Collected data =
********************
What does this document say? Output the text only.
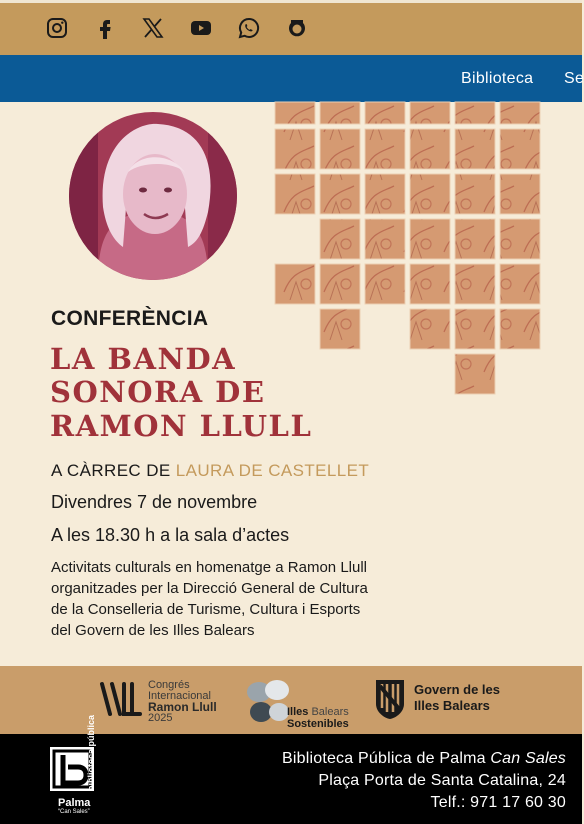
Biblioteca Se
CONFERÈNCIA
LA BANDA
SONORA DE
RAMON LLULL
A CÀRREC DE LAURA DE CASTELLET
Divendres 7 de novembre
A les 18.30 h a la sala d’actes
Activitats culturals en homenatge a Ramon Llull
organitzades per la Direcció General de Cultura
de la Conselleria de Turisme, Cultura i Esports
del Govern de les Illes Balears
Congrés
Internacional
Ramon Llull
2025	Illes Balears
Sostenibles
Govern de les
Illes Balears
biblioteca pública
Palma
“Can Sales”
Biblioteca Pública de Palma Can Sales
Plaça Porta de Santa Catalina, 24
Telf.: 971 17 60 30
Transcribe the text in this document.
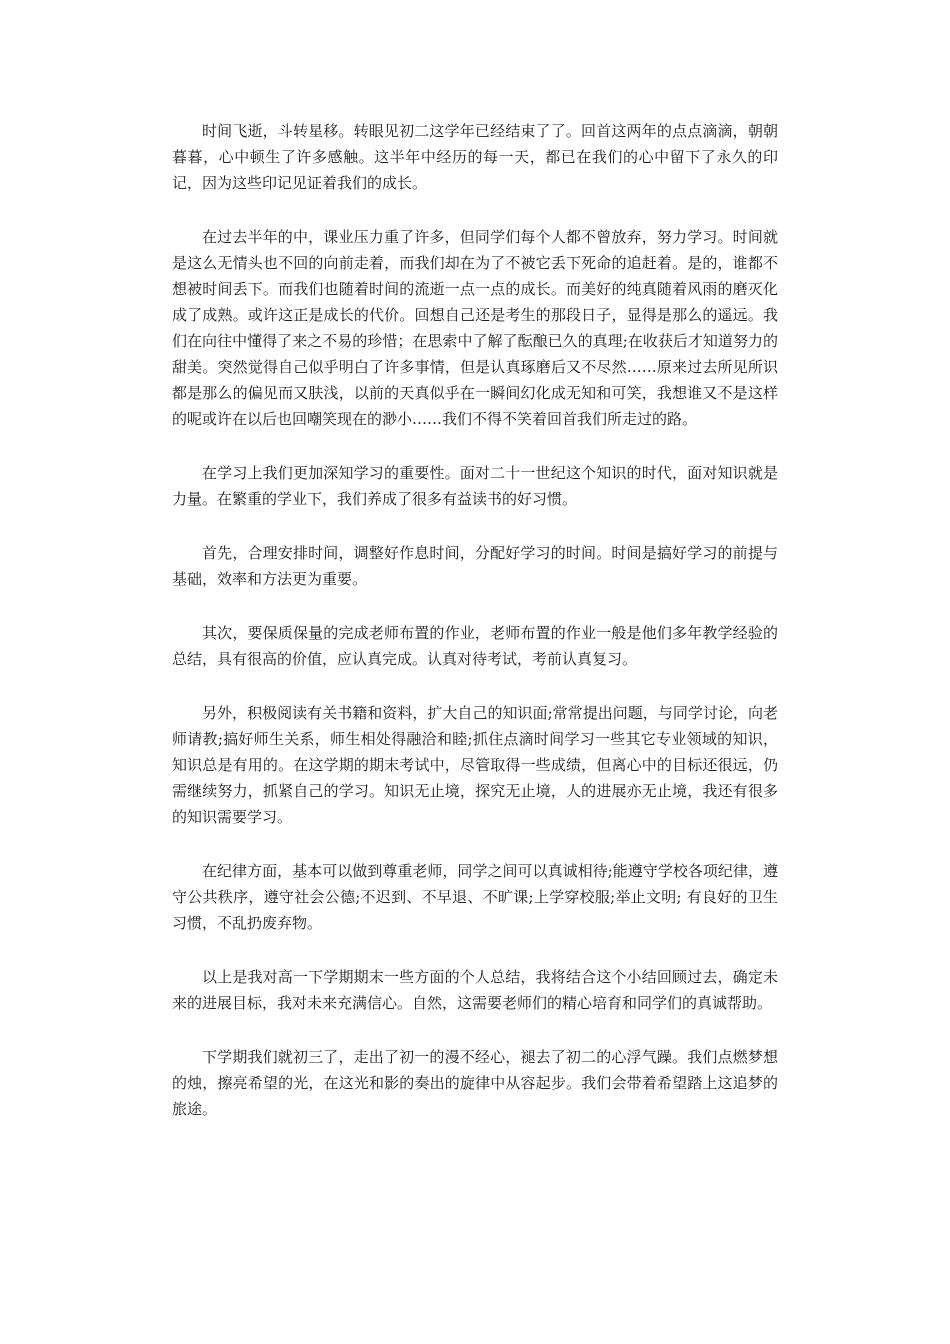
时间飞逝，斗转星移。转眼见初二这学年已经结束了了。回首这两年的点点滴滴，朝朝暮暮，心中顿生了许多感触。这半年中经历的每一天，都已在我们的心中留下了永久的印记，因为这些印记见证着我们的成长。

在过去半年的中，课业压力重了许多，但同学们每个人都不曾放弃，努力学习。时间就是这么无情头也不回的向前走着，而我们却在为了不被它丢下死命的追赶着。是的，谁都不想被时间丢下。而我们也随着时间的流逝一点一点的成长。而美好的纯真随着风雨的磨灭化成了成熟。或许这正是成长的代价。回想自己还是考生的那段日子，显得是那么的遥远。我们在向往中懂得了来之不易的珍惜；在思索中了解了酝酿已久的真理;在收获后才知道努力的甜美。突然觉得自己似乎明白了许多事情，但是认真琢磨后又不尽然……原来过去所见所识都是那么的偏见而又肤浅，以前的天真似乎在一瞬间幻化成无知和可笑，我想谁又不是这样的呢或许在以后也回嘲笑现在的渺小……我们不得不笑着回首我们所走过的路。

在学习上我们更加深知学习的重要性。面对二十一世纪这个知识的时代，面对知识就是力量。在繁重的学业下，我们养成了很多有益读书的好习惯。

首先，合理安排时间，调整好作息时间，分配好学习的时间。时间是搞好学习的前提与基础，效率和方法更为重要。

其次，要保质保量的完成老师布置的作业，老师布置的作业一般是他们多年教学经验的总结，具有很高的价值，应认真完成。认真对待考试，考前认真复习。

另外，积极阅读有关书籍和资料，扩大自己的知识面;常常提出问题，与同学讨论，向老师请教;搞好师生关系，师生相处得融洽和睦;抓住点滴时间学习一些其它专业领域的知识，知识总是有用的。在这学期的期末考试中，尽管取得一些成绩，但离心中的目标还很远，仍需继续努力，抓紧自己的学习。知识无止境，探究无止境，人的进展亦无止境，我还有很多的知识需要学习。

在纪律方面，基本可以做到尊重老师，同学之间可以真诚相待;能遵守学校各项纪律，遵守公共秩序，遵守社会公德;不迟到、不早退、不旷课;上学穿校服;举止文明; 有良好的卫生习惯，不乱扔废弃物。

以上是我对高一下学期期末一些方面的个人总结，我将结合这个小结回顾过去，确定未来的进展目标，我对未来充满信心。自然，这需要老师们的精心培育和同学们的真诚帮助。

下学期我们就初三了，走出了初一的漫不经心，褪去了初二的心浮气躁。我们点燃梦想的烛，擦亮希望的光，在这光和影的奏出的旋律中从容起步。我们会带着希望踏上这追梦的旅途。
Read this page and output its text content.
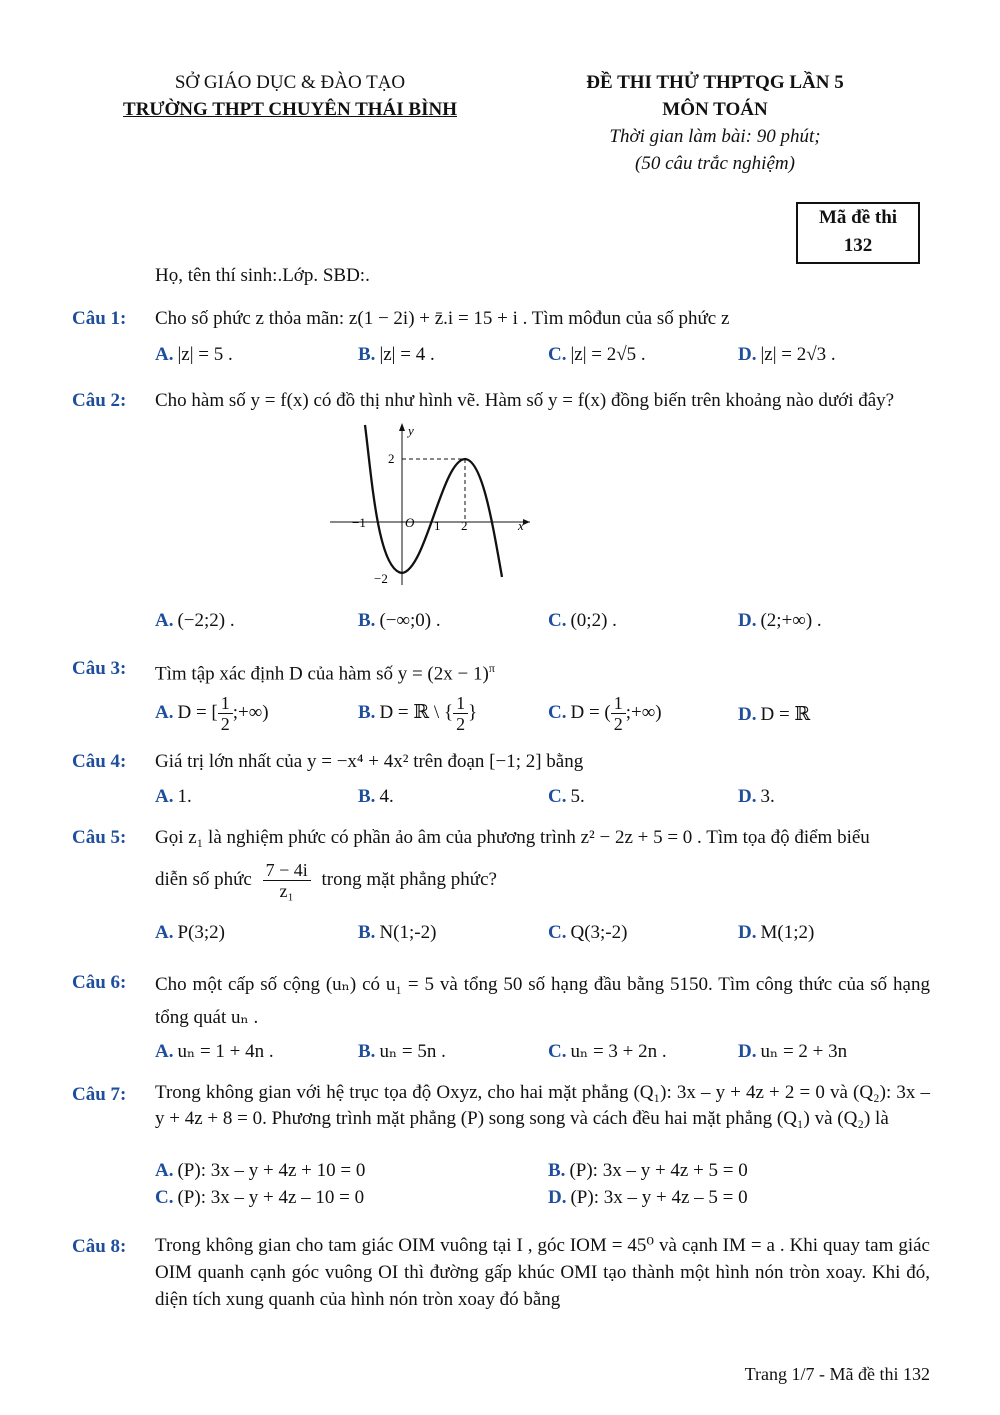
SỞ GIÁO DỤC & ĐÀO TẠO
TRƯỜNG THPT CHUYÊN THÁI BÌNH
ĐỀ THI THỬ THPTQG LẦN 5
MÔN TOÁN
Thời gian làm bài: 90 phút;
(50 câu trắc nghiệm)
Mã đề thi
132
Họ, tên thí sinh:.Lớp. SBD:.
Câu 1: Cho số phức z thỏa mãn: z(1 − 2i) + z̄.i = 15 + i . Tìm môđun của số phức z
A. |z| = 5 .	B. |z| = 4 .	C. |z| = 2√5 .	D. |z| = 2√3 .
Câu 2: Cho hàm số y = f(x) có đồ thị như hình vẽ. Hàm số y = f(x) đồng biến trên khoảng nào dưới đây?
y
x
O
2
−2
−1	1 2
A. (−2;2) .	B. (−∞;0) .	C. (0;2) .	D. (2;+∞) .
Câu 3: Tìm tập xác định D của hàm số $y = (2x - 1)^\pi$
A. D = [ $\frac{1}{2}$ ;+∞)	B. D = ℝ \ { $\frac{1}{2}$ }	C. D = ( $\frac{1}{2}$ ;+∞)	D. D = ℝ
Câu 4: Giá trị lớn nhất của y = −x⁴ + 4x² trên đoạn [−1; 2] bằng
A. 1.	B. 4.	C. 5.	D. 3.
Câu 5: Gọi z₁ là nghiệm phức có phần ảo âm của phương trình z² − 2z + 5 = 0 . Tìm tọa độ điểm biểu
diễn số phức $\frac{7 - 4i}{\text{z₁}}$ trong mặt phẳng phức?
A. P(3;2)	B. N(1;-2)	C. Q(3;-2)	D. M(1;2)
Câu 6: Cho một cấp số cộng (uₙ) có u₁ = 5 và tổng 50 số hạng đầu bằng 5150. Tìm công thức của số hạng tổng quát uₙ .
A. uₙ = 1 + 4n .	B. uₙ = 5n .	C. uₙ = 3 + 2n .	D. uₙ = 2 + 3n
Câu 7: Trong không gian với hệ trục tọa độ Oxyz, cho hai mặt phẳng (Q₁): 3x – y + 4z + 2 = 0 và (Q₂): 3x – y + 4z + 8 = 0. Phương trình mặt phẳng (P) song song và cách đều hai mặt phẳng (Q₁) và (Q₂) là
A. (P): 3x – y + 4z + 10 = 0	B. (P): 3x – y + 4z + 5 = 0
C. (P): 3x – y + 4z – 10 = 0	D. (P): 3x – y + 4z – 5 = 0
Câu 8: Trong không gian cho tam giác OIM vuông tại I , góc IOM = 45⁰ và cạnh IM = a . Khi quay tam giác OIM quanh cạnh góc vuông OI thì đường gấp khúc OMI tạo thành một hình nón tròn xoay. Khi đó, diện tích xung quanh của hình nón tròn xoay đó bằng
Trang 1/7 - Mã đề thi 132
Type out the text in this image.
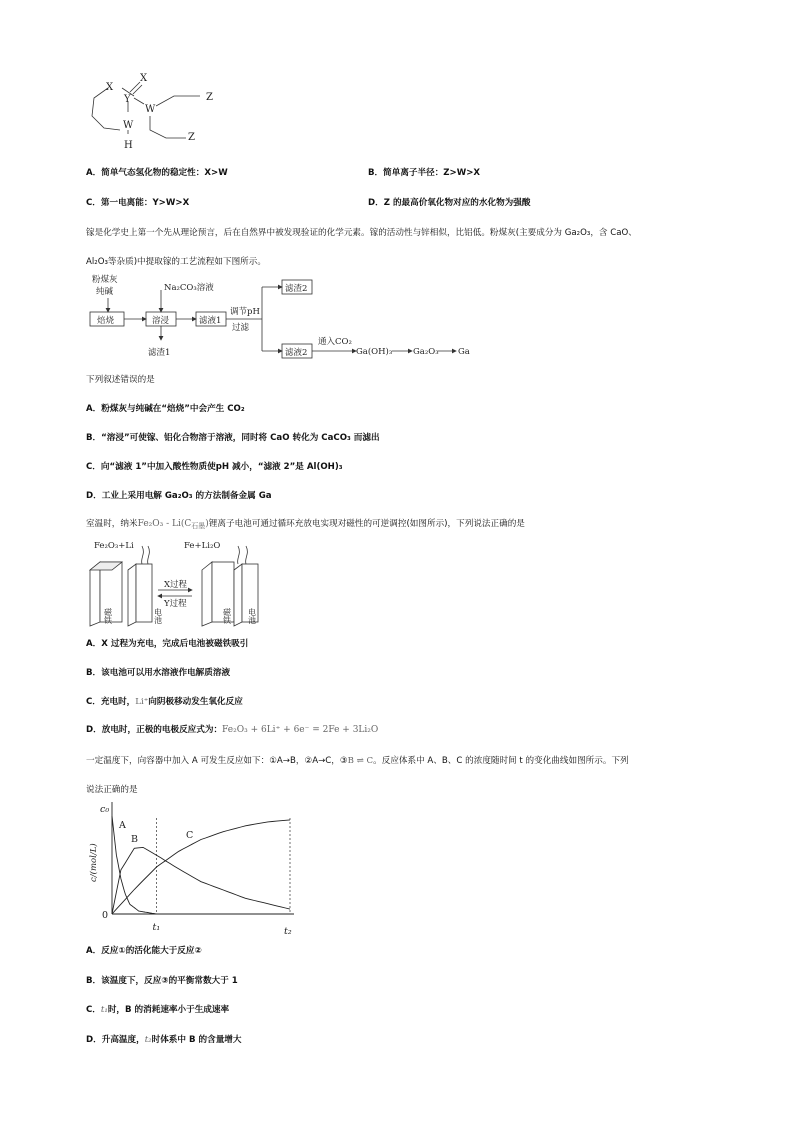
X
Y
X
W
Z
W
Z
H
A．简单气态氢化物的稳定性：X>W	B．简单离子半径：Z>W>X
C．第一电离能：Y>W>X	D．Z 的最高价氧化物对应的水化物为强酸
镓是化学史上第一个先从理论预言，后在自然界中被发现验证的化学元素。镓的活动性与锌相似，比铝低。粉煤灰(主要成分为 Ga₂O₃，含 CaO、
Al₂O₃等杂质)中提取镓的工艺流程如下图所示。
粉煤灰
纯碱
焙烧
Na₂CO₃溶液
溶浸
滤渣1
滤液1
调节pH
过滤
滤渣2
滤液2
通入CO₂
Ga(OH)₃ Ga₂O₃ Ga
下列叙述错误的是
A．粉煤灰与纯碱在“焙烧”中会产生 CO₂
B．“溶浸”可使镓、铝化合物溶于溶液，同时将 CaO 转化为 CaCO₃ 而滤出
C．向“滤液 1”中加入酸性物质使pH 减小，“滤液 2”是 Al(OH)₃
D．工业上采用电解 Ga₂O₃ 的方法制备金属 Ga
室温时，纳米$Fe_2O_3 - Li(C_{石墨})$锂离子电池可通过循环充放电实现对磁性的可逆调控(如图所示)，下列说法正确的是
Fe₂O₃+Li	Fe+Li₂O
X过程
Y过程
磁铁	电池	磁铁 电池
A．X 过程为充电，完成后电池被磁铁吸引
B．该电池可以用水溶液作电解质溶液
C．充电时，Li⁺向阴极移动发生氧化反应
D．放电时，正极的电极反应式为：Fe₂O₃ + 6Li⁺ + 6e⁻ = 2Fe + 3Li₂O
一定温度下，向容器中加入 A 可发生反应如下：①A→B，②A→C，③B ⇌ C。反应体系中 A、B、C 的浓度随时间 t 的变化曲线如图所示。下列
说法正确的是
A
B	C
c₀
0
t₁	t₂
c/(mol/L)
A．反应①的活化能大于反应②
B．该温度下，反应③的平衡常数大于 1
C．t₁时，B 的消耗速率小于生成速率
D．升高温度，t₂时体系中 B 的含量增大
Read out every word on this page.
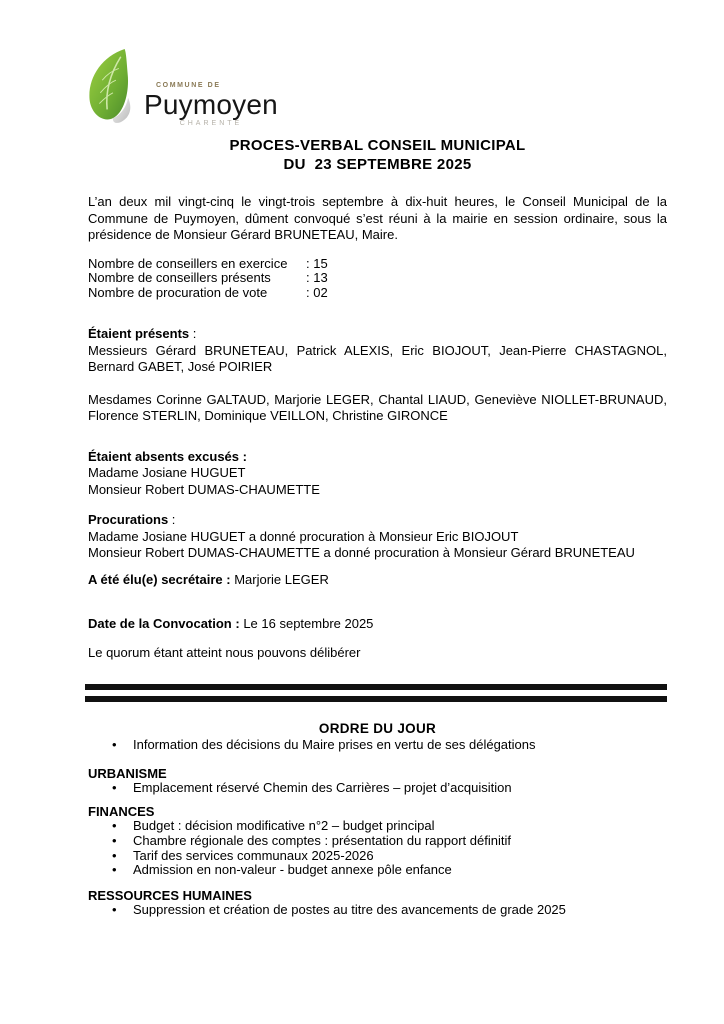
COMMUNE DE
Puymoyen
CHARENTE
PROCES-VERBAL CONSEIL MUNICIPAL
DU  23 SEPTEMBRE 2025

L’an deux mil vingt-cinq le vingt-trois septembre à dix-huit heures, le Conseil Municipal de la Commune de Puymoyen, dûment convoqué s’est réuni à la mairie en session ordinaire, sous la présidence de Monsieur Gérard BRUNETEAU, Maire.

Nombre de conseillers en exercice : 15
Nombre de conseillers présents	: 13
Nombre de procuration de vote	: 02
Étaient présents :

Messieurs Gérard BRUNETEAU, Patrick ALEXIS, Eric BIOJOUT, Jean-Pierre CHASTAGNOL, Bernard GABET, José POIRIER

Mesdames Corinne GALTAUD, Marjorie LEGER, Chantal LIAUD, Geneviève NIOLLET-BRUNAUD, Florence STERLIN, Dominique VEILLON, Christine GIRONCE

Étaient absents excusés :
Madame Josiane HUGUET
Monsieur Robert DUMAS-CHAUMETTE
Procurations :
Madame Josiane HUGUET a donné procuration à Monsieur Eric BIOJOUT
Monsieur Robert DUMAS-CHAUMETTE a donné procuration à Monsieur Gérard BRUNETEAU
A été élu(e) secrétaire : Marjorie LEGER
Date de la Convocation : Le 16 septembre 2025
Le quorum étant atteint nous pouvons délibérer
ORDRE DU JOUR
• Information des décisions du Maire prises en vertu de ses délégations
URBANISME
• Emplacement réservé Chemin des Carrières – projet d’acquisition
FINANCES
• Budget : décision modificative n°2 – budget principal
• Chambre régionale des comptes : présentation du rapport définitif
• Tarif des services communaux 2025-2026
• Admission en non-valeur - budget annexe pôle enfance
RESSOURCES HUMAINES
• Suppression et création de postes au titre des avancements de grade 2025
********************
What is the number of lines above that hold the string "Madame"? Answer with that number alone.

2